[Dataset items]
Begin
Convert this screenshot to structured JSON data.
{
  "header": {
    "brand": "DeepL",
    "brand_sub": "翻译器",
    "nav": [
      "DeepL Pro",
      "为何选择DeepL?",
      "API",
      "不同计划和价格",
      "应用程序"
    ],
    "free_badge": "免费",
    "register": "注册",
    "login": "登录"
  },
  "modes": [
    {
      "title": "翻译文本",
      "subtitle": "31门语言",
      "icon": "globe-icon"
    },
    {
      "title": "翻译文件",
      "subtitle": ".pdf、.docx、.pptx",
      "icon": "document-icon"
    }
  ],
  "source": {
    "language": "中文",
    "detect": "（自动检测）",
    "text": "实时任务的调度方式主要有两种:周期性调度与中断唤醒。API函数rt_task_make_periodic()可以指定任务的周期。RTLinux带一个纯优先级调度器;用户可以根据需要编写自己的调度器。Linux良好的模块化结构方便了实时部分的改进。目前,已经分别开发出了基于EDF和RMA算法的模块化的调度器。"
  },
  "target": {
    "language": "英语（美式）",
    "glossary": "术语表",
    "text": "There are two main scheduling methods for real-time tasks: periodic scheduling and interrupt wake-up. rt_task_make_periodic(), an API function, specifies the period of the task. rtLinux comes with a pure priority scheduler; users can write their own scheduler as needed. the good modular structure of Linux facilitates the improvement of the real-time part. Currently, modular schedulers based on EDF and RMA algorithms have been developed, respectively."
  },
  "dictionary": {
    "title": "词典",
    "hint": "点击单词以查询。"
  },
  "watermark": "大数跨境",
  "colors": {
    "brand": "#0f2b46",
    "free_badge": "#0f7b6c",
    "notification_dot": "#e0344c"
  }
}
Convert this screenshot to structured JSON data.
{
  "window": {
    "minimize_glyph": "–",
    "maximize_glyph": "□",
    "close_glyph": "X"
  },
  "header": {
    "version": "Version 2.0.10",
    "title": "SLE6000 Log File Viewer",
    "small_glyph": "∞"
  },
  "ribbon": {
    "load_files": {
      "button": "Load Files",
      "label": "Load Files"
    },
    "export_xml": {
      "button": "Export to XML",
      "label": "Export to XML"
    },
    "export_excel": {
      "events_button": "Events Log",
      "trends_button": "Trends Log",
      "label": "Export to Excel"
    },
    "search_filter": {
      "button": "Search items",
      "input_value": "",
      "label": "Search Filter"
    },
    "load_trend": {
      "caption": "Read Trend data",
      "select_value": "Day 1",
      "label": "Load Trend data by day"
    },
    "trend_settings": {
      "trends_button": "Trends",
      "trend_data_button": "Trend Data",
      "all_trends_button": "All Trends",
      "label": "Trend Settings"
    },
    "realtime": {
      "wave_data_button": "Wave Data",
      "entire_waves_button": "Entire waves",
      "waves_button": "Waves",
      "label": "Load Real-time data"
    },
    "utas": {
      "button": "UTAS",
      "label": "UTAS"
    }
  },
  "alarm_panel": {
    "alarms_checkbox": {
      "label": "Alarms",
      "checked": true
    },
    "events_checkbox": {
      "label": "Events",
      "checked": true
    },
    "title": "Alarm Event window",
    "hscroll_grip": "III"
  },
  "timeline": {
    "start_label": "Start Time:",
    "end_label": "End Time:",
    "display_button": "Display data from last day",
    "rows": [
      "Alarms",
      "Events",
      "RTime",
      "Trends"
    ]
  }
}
End
→ **Set exercise**
Find the word "Trends" in the entries above and gather every line that holds it.

→ **Worked solution**
      "trends_button": "Trends Log",
      "trends_button": "Trends",
      "all_trends_button": "All Trends",
      "Trends"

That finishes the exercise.